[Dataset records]
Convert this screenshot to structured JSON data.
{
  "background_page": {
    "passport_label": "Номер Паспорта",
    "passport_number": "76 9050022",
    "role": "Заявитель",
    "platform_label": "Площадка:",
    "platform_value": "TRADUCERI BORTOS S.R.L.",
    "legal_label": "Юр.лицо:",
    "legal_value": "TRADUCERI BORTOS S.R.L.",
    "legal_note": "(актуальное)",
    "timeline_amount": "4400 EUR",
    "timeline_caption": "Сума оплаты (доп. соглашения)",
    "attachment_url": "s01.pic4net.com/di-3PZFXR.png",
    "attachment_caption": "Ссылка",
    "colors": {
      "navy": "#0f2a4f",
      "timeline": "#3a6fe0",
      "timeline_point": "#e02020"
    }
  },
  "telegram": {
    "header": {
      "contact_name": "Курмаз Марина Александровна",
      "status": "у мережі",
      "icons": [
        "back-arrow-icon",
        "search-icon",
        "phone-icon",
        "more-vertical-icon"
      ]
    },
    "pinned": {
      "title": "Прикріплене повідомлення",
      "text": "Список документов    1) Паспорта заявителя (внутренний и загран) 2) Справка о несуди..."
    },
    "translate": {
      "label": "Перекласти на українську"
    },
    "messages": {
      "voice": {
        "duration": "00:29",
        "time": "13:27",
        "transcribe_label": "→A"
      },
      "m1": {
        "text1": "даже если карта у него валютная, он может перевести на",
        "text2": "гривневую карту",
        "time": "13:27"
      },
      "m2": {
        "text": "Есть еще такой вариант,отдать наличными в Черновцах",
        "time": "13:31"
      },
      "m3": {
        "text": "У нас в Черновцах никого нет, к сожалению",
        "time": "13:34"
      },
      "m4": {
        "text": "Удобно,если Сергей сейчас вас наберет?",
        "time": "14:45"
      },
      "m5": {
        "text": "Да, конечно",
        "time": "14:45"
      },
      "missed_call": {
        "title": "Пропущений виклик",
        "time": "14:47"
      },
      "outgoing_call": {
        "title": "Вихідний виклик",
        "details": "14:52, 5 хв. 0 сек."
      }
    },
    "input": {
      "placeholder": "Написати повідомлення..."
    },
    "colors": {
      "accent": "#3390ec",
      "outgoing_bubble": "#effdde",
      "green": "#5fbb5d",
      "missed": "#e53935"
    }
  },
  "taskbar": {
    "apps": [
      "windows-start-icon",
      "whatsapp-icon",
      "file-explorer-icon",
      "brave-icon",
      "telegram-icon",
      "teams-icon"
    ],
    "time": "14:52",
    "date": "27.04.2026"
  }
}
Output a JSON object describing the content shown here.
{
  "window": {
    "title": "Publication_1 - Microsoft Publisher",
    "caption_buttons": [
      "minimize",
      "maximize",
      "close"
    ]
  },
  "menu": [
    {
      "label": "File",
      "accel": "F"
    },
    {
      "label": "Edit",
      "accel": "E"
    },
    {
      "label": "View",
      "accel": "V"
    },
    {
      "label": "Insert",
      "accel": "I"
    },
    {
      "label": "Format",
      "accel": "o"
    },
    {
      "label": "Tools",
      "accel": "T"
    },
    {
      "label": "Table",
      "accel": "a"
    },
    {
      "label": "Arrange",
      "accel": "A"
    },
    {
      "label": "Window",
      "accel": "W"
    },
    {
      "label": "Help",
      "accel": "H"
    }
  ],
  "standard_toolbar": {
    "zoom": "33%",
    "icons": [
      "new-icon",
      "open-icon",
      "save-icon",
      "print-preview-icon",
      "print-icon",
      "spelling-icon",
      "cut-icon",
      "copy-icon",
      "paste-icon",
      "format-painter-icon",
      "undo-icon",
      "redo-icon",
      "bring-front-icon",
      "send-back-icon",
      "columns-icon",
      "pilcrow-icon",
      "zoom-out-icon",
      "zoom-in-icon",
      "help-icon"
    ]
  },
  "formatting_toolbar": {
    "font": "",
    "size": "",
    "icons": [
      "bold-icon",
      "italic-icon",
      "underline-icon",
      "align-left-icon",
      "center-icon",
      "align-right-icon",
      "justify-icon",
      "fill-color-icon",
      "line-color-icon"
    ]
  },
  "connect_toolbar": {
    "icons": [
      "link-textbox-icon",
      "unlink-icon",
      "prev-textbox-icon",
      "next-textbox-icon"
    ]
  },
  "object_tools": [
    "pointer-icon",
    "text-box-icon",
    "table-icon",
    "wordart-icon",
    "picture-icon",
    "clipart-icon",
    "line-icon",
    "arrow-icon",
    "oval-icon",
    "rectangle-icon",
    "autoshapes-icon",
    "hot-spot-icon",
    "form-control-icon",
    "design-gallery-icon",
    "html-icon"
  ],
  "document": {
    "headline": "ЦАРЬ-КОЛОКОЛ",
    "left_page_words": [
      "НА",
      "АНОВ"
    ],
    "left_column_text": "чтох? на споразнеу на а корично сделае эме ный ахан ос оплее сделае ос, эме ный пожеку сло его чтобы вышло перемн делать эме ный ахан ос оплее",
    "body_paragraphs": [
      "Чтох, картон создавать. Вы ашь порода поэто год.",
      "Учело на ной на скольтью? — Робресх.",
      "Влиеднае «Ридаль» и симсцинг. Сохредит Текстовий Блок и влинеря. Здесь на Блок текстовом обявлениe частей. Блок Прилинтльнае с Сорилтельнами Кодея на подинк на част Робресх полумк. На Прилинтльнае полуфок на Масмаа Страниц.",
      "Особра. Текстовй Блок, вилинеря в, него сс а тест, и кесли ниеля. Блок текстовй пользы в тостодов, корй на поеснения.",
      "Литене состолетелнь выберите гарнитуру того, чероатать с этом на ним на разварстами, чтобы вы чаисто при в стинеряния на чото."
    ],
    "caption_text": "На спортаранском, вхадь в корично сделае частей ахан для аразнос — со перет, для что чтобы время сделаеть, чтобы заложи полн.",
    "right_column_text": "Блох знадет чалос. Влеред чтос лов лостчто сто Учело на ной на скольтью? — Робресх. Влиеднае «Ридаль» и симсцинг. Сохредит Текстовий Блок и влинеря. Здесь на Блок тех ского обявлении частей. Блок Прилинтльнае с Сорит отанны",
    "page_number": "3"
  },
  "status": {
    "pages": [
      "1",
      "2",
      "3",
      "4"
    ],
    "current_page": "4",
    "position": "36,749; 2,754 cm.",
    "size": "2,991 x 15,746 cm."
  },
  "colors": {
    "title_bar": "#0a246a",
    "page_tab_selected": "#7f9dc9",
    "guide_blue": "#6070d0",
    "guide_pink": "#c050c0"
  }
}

TASK REQUIREMENTS -
Repeat back the data above, exact to the last character.

ANSWER TO THE TASK -
Convert this screenshot to structured JSON data.
{
  "background_page": {
    "passport_label": "Номер Паспорта",
    "passport_number": "76 9050022",
    "role": "Заявитель",
    "platform_label": "Площадка:",
    "platform_value": "TRADUCERI BORTOS S.R.L.",
    "legal_label": "Юр.лицо:",
    "legal_value": "TRADUCERI BORTOS S.R.L.",
    "legal_note": "(актуальное)",
    "timeline_amount": "4400 EUR",
    "timeline_caption": "Сума оплаты (доп. соглашения)",
    "attachment_url": "s01.pic4net.com/di-3PZFXR.png",
    "attachment_caption": "Ссылка",
    "colors": {
      "navy": "#0f2a4f",
      "timeline": "#3a6fe0",
      "timeline_point": "#e02020"
    }
  },
  "telegram": {
    "header": {
      "contact_name": "Курмаз Марина Александровна",
      "status": "у мережі",
      "icons": [
        "back-arrow-icon",
        "search-icon",
        "phone-icon",
        "more-vertical-icon"
      ]
    },
    "pinned": {
      "title": "Прикріплене повідомлення",
      "text": "Список документов    1) Паспорта заявителя (внутренний и загран) 2) Справка о несуди..."
    },
    "translate": {
      "label": "Перекласти на українську"
    },
    "messages": {
      "voice": {
        "duration": "00:29",
        "time": "13:27",
        "transcribe_label": "→A"
      },
      "m1": {
        "text1": "даже если карта у него валютная, он может перевести на",
        "text2": "гривневую карту",
        "time": "13:27"
      },
      "m2": {
        "text": "Есть еще такой вариант,отдать наличными в Черновцах",
        "time": "13:31"
      },
      "m3": {
        "text": "У нас в Черновцах никого нет, к сожалению",
        "time": "13:34"
      },
      "m4": {
        "text": "Удобно,если Сергей сейчас вас наберет?",
        "time": "14:45"
      },
      "m5": {
        "text": "Да, конечно",
        "time": "14:45"
      },
      "missed_call": {
        "title": "Пропущений виклик",
        "time": "14:47"
      },
      "outgoing_call": {
        "title": "Вихідний виклик",
        "details": "14:52, 5 хв. 0 сек."
      }
    },
    "input": {
      "placeholder": "Написати повідомлення..."
    },
    "colors": {
      "accent": "#3390ec",
      "outgoing_bubble": "#effdde",
      "green": "#5fbb5d",
      "missed": "#e53935"
    }
  },
  "taskbar": {
    "apps": [
      "windows-start-icon",
      "whatsapp-icon",
      "file-explorer-icon",
      "brave-icon",
      "telegram-icon",
      "teams-icon"
    ],
    "time": "14:52",
    "date": "27.04.2026"
  }
}
Output a JSON object describing the content shown here.
{
  "window": {
    "title": "Publication_1 - Microsoft Publisher",
    "caption_buttons": [
      "minimize",
      "maximize",
      "close"
    ]
  },
  "menu": [
    {
      "label": "File",
      "accel": "F"
    },
    {
      "label": "Edit",
      "accel": "E"
    },
    {
      "label": "View",
      "accel": "V"
    },
    {
      "label": "Insert",
      "accel": "I"
    },
    {
      "label": "Format",
      "accel": "o"
    },
    {
      "label": "Tools",
      "accel": "T"
    },
    {
      "label": "Table",
      "accel": "a"
    },
    {
      "label": "Arrange",
      "accel": "A"
    },
    {
      "label": "Window",
      "accel": "W"
    },
    {
      "label": "Help",
      "accel": "H"
    }
  ],
  "standard_toolbar": {
    "zoom": "33%",
    "icons": [
      "new-icon",
      "open-icon",
      "save-icon",
      "print-preview-icon",
      "print-icon",
      "spelling-icon",
      "cut-icon",
      "copy-icon",
      "paste-icon",
      "format-painter-icon",
      "undo-icon",
      "redo-icon",
      "bring-front-icon",
      "send-back-icon",
      "columns-icon",
      "pilcrow-icon",
      "zoom-out-icon",
      "zoom-in-icon",
      "help-icon"
    ]
  },
  "formatting_toolbar": {
    "font": "",
    "size": "",
    "icons": [
      "bold-icon",
      "italic-icon",
      "underline-icon",
      "align-left-icon",
      "center-icon",
      "align-right-icon",
      "justify-icon",
      "fill-color-icon",
      "line-color-icon"
    ]
  },
  "connect_toolbar": {
    "icons": [
      "link-textbox-icon",
      "unlink-icon",
      "prev-textbox-icon",
      "next-textbox-icon"
    ]
  },
  "object_tools": [
    "pointer-icon",
    "text-box-icon",
    "table-icon",
    "wordart-icon",
    "picture-icon",
    "clipart-icon",
    "line-icon",
    "arrow-icon",
    "oval-icon",
    "rectangle-icon",
    "autoshapes-icon",
    "hot-spot-icon",
    "form-control-icon",
    "design-gallery-icon",
    "html-icon"
  ],
  "document": {
    "headline": "ЦАРЬ-КОЛОКОЛ",
    "left_page_words": [
      "НА",
      "АНОВ"
    ],
    "left_column_text": "чтох? на споразнеу на а корично сделае эме ный ахан ос оплее сделае ос, эме ный пожеку сло его чтобы вышло перемн делать эме ный ахан ос оплее",
    "body_paragraphs": [
      "Чтох, картон создавать. Вы ашь порода поэто год.",
      "Учело на ной на скольтью? — Робресх.",
      "Влиеднае «Ридаль» и симсцинг. Сохредит Текстовий Блок и влинеря. Здесь на Блок текстовом обявлениe частей. Блок Прилинтльнае с Сорилтельнами Кодея на подинк на част Робресх полумк. На Прилинтльнае полуфок на Масмаа Страниц.",
      "Особра. Текстовй Блок, вилинеря в, него сс а тест, и кесли ниеля. Блок текстовй пользы в тостодов, корй на поеснения.",
      "Литене состолетелнь выберите гарнитуру того, чероатать с этом на ним на разварстами, чтобы вы чаисто при в стинеряния на чото."
    ],
    "caption_text": "На спортаранском, вхадь в корично сделае частей ахан для аразнос — со перет, для что чтобы время сделаеть, чтобы заложи полн.",
    "right_column_text": "Блох знадет чалос. Влеред чтос лов лостчто сто Учело на ной на скольтью? — Робресх. Влиеднае «Ридаль» и симсцинг. Сохредит Текстовий Блок и влинеря. Здесь на Блок тех ского обявлении частей. Блок Прилинтльнае с Сорит отанны",
    "page_number": "3"
  },
  "status": {
    "pages": [
      "1",
      "2",
      "3",
      "4"
    ],
    "current_page": "4",
    "position": "36,749; 2,754 cm.",
    "size": "2,991 x 15,746 cm."
  },
  "colors": {
    "title_bar": "#0a246a",
    "page_tab_selected": "#7f9dc9",
    "guide_blue": "#6070d0",
    "guide_pink": "#c050c0"
  }
}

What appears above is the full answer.